▽

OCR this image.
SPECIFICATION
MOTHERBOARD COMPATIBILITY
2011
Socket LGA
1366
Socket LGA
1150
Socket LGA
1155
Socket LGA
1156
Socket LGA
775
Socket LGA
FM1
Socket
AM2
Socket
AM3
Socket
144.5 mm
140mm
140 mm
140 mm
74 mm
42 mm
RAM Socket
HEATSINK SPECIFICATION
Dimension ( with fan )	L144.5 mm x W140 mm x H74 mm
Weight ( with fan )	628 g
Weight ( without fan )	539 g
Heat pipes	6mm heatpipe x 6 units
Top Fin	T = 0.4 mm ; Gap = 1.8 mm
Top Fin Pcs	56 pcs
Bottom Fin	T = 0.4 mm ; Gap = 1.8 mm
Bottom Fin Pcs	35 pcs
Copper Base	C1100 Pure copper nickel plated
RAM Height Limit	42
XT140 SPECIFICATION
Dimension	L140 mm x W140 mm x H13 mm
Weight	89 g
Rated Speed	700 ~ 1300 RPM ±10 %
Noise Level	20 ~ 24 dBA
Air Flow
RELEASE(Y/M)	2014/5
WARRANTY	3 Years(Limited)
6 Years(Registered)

△

## EXERCISE
Copy each line that holds the word "Weight".

## SOLUTION FOR THIS PROBLEM
Weight ( with fan )	628 g
Weight ( without fan )	539 g
Weight	89 g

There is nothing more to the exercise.